(Dataset items)
_ _ _ _ _

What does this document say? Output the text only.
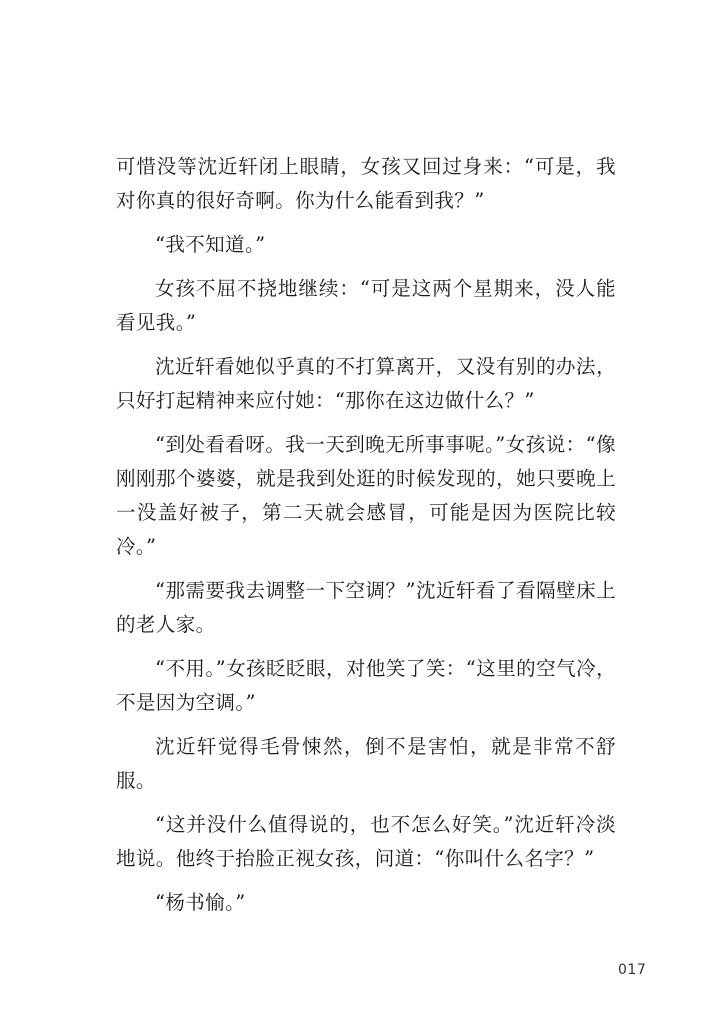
可惜没等沈近轩闭上眼睛，女孩又回过身来：“可是，我对你真的很好奇啊。你为什么能看到我？”

“我不知道。”

女孩不屈不挠地继续：“可是这两个星期来，没人能看见我。”

沈近轩看她似乎真的不打算离开，又没有别的办法，只好打起精神来应付她：“那你在这边做什么？”

“到处看看呀。我一天到晚无所事事呢。”女孩说：“像刚刚那个婆婆，就是我到处逛的时候发现的，她只要晚上一没盖好被子，第二天就会感冒，可能是因为医院比较冷。”

“那需要我去调整一下空调？”沈近轩看了看隔壁床上的老人家。

“不用。”女孩眨眨眼，对他笑了笑：“这里的空气冷，不是因为空调。”

沈近轩觉得毛骨悚然，倒不是害怕，就是非常不舒服。

“这并没什么值得说的，也不怎么好笑。”沈近轩冷淡地说。他终于抬脸正视女孩，问道：“你叫什么名字？”

“杨书愉。”

017
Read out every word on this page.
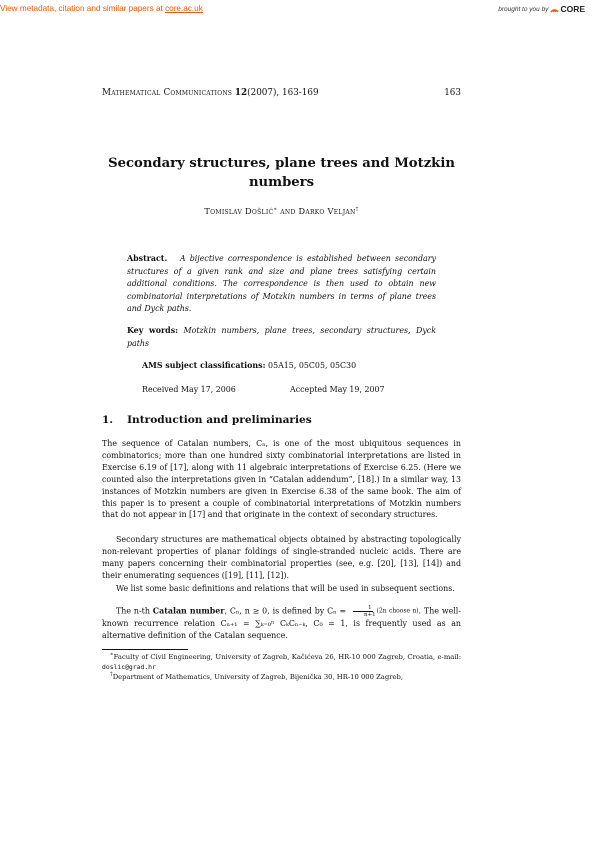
View metadata, citation and similar papers at core.ac.uk	brought to you by CORE
Mathematical Communications 12(2007), 163-169	163
Secondary structures, plane trees and Motzkin numbers
Tomislav Došlić∗ and Darko Veljan†
Abstract. A bijective correspondence is established between secondary structures of a given rank and size and plane trees satisfying certain additional conditions. The correspondence is then used to obtain new combinatorial interpretations of Motzkin numbers in terms of plane trees and Dyck paths.
Key words: Motzkin numbers, plane trees, secondary structures, Dyck paths
AMS subject classifications: 05A15, 05C05, 05C30
Received May 17, 2006	Accepted May 19, 2007
1. Introduction and preliminaries
The sequence of Catalan numbers, Cₙ, is one of the most ubiquitous sequences in combinatorics; more than one hundred sixty combinatorial interpretations are listed in Exercise 6.19 of [17], along with 11 algebraic interpretations of Exercise 6.25. (Here we counted also the interpretations given in “Catalan addendum”, [18].) In a similar way, 13 instances of Motzkin numbers are given in Exercise 6.38 of the same book. The aim of this paper is to present a couple of combinatorial interpretations of Motzkin numbers that do not appear in [17] and that originate in the context of secondary structures.
Secondary structures are mathematical objects obtained by abstracting topologically non-relevant properties of planar foldings of single-stranded nucleic acids. There are many papers concerning their combinatorial properties (see, e.g. [20], [13], [14]) and their enumerating sequences ([19], [11], [12]).
We list some basic definitions and relations that will be used in subsequent sections.
The n-th Catalan number, Cₙ, n ≥ 0, is defined by $C_n = \frac{1}{n+1} (2n$ choose n). The well-known recurrence relation Cₙ₊₁ = ∑ₖ₌₀ⁿ CₖCₙ₋ₖ, C₀ = 1, is frequently used as an alternative definition of the Catalan sequence.
∗Faculty of Civil Engineering, University of Zagreb, Kačićeva 26, HR-10 000 Zagreb, Croatia, e-mail: doslic@grad.hr
†Department of Mathematics, University of Zagreb, Bijenička 30, HR-10 000 Zagreb,
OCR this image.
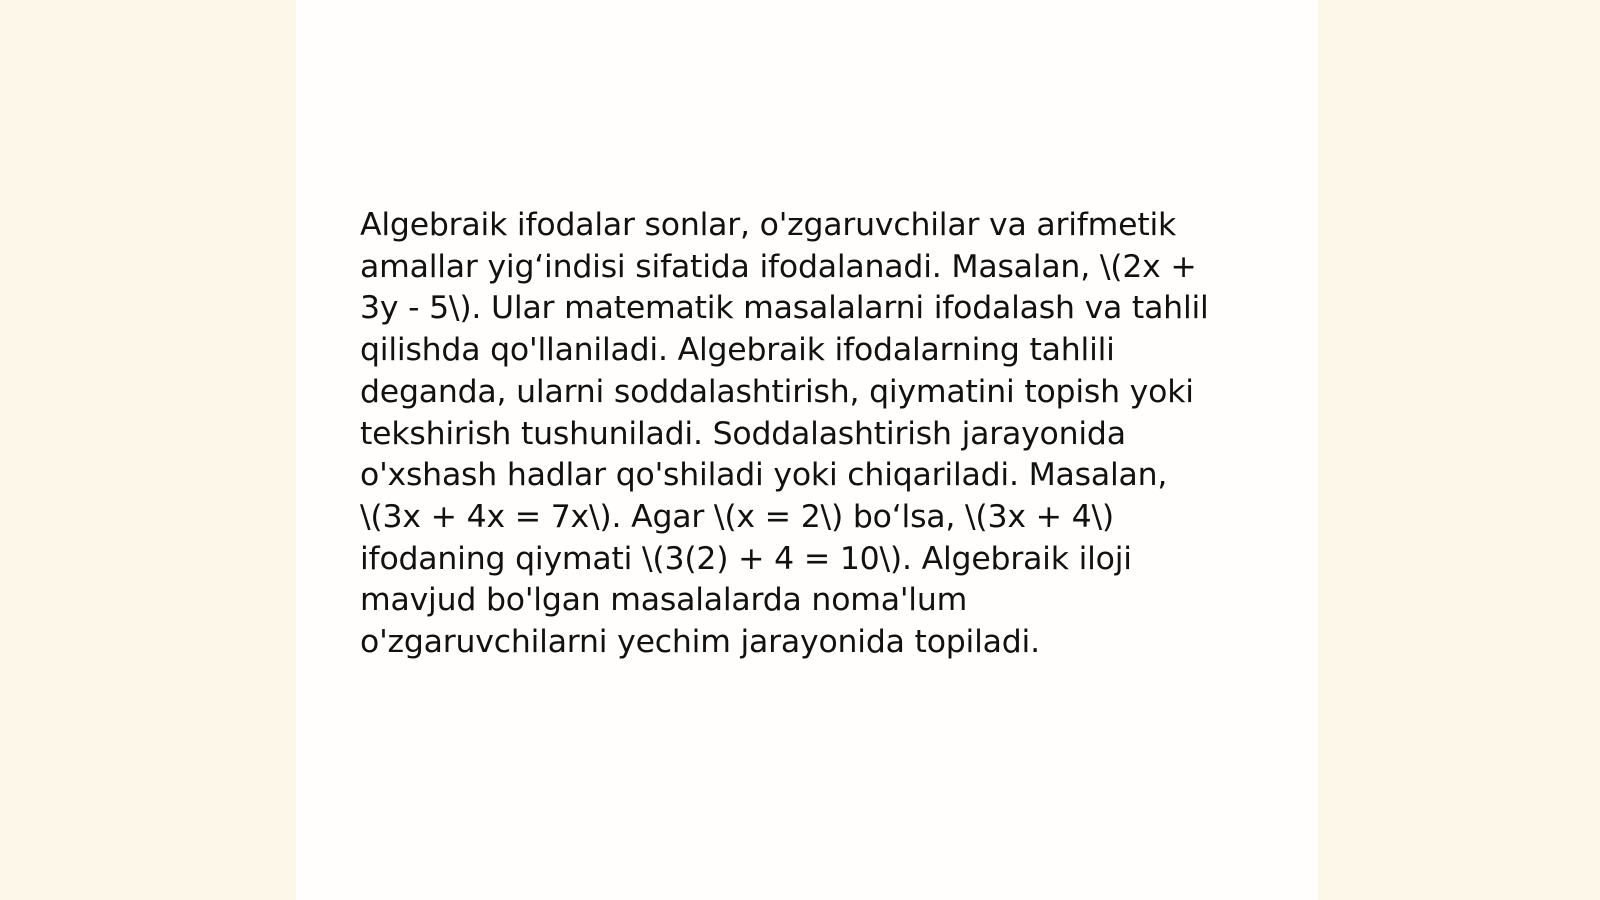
Algebraik ifodalar sonlar, o'zgaruvchilar va arifmetik
amallar yig‘indisi sifatida ifodalanadi. Masalan, \(2x +
3y - 5\). Ular matematik masalalarni ifodalash va tahlil
qilishda qo'llaniladi. Algebraik ifodalarning tahlili
deganda, ularni soddalashtirish, qiymatini topish yoki
tekshirish tushuniladi. Soddalashtirish jarayonida
o'xshash hadlar qo'shiladi yoki chiqariladi. Masalan,
\(3x + 4x = 7x\). Agar \(x = 2\) bo‘lsa, \(3x + 4\)
ifodaning qiymati \(3(2) + 4 = 10\). Algebraik iloji
mavjud bo'lgan masalalarda noma'lum
o'zgaruvchilarni yechim jarayonida topiladi.
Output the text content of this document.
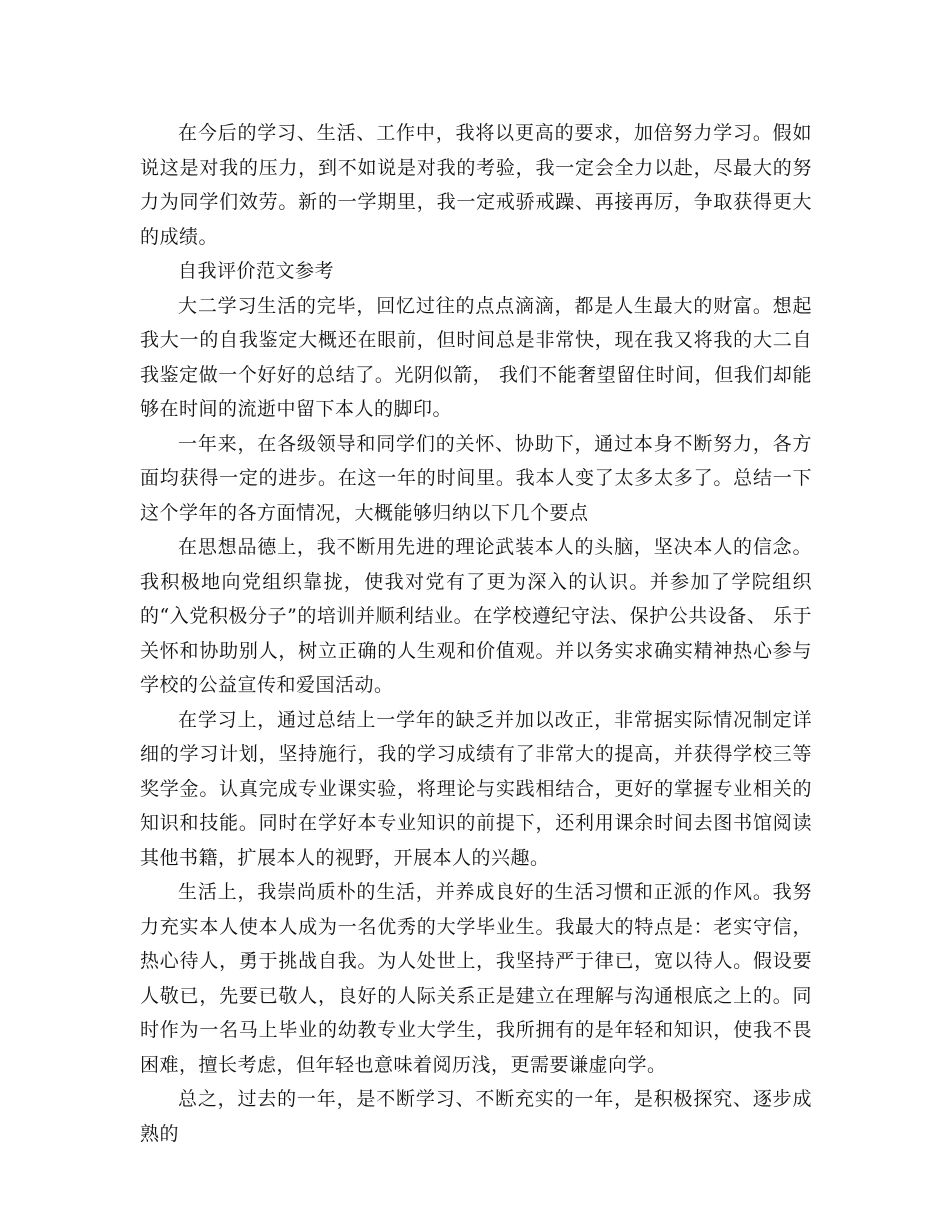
在今后的学习、生活、工作中，我将以更高的要求，加倍努力学习。假如说这是对我的压力，到不如说是对我的考验，我一定会全力以赴，尽最大的努力为同学们效劳。新的一学期里，我一定戒骄戒躁、再接再厉，争取获得更大的成绩。

自我评价范文参考

大二学习生活的完毕，回忆过往的点点滴滴，都是人生最大的财富。想起我大一的自我鉴定大概还在眼前，但时间总是非常快，现在我又将我的大二自我鉴定做一个好好的总结了。光阴似箭， 我们不能奢望留住时间，但我们却能够在时间的流逝中留下本人的脚印。

一年来，在各级领导和同学们的关怀、协助下，通过本身不断努力，各方面均获得一定的进步。在这一年的时间里。我本人变了太多太多了。总结一下这个学年的各方面情况，大概能够归纳以下几个要点

在思想品德上，我不断用先进的理论武装本人的头脑，坚决本人的信念。我积极地向党组织靠拢，使我对党有了更为深入的认识。并参加了学院组织的“入党积极分子”的培训并顺利结业。在学校遵纪守法、保护公共设备、 乐于关怀和协助别人，树立正确的人生观和价值观。并以务实求确实精神热心参与学校的公益宣传和爱国活动。

在学习上，通过总结上一学年的缺乏并加以改正，非常据实际情况制定详细的学习计划，坚持施行，我的学习成绩有了非常大的提高，并获得学校三等奖学金。认真完成专业课实验，将理论与实践相结合，更好的掌握专业相关的知识和技能。同时在学好本专业知识的前提下，还利用课余时间去图书馆阅读其他书籍，扩展本人的视野，开展本人的兴趣。

生活上，我崇尚质朴的生活，并养成良好的生活习惯和正派的作风。我努力充实本人使本人成为一名优秀的大学毕业生。我最大的特点是：老实守信，热心待人，勇于挑战自我。为人处世上，我坚持严于律已，宽以待人。假设要人敬已，先要已敬人，良好的人际关系正是建立在理解与沟通根底之上的。同时作为一名马上毕业的幼教专业大学生，我所拥有的是年轻和知识，使我不畏困难，擅长考虑，但年轻也意味着阅历浅，更需要谦虚向学。

总之，过去的一年，是不断学习、不断充实的一年，是积极探究、逐步成熟的
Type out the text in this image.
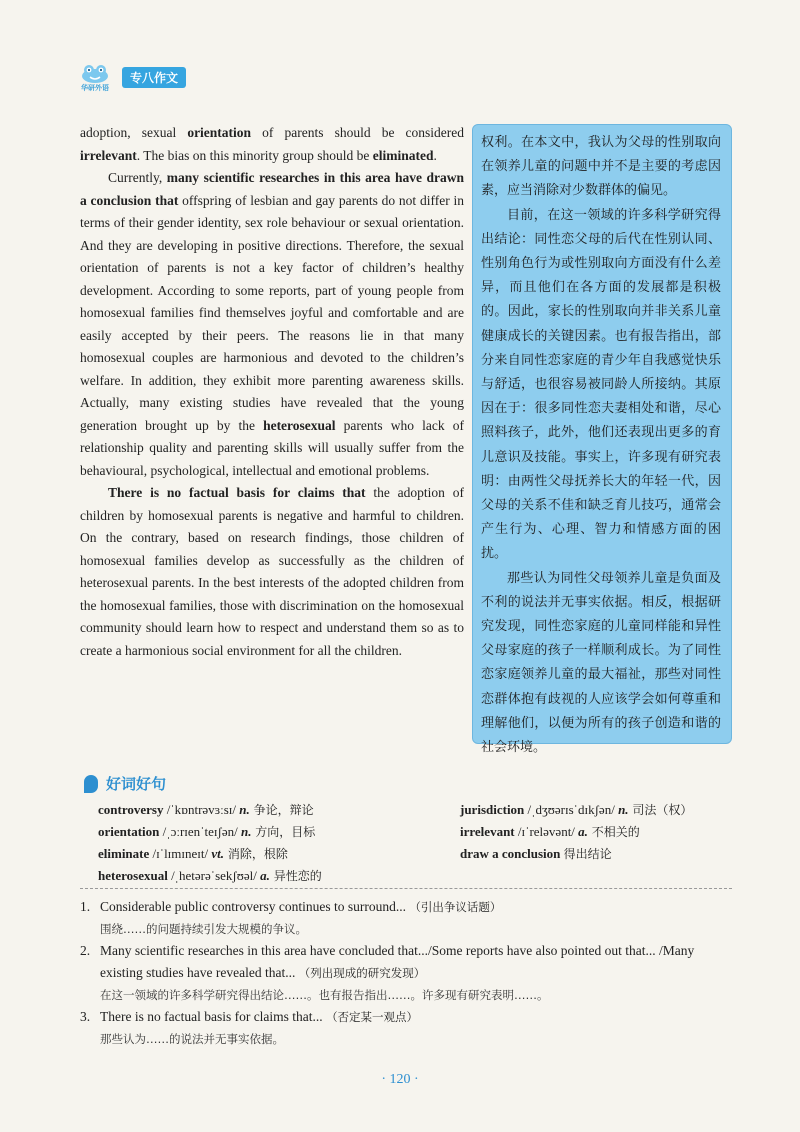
华研外语
专八作文

adoption, sexual orientation of parents should be considered irrelevant. The bias on this minority group should be eliminated.

Currently, many scientific researches in this area have drawn a conclusion that offspring of lesbian and gay parents do not differ in terms of their gender identity, sex role behaviour or sexual orientation. And they are developing in positive directions. Therefore, the sexual orientation of parents is not a key factor of children’s healthy development. According to some reports, part of young people from homosexual families find themselves joyful and comfortable and are easily accepted by their peers. The reasons lie in that many homosexual couples are harmonious and devoted to the children’s welfare. In addition, they exhibit more parenting awareness skills. Actually, many existing studies have revealed that the young generation brought up by the heterosexual parents who lack of relationship quality and parenting skills will usually suffer from the behavioural, psychological, intellectual and emotional problems.

There is no factual basis for claims that the adoption of children by homosexual parents is negative and harmful to children. On the contrary, based on research findings, those children of homosexual families develop as successfully as the children of heterosexual parents. In the best interests of the adopted children from the homosexual families, those with discrimination on the homosexual community should learn how to respect and understand them so as to create a harmonious social environment for all the children.

权利。在本文中，我认为父母的性别取向在领养儿童的问题中并不是主要的考虑因素，应当消除对少数群体的偏见。

目前，在这一领域的许多科学研究得出结论：同性恋父母的后代在性别认同、性别角色行为或性别取向方面没有什么差异，而且他们在各方面的发展都是积极的。因此，家长的性别取向并非关系儿童健康成长的关键因素。也有报告指出，部分来自同性恋家庭的青少年自我感觉快乐与舒适，也很容易被同龄人所接纳。其原因在于：很多同性恋夫妻相处和谐，尽心照料孩子，此外，他们还表现出更多的育儿意识及技能。事实上，许多现有研究表明：由两性父母抚养长大的年轻一代，因父母的关系不佳和缺乏育儿技巧，通常会产生行为、心理、智力和情感方面的困扰。

那些认为同性父母领养儿童是负面及不利的说法并无事实依据。相反，根据研究发现，同性恋家庭的儿童同样能和异性父母家庭的孩子一样顺利成长。为了同性恋家庭领养儿童的最大福祉，那些对同性恋群体抱有歧视的人应该学会如何尊重和理解他们，以便为所有的孩子创造和谐的社会环境。

好词好句
controversy /ˈkɒntrəvɜːsɪ/ n. 争论，辩论	jurisdiction /ˌdʒʊərɪsˈdɪkʃən/ n. 司法（权）
orientation /ˌɔːrɪenˈteɪʃən/ n. 方向，目标	irrelevant /ɪˈreləvənt/ a. 不相关的
eliminate /ɪˈlɪmɪneɪt/ vt. 消除，根除	draw a conclusion 得出结论
heterosexual /ˌhetərəˈsekʃʊəl/ a. 异性恋的
1. Considerable public controversy continues to surround... （引出争议话题）
围绕……的问题持续引发大规模的争议。
2. Many scientific researches in this area have concluded that.../Some reports have also pointed out that... /Many existing studies have revealed that... （列出现成的研究发现）
在这一领域的许多科学研究得出结论……。也有报告指出……。许多现有研究表明……。
3. There is no factual basis for claims that... （否定某一观点）
那些认为……的说法并无事实依据。
· 120 ·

_ _ _ _ _

▸ **WORK INSTRUCTIONS**
Extract all lines of the records above that include "claims".

▸ **COMPLETE RESPONSE**
There is no factual basis for claims that the adoption of children by homosexual parents is negative and harmful to children. On the contrary, based on research findings, those children of homosexual families develop as successfully as the children of heterosexual parents. In the best interests of the adopted children from the homosexual families, those with discrimination on the homosexual community should learn how to respect and understand them so as to create a harmonious social environment for all the children.
3. There is no factual basis for claims that... （否定某一观点）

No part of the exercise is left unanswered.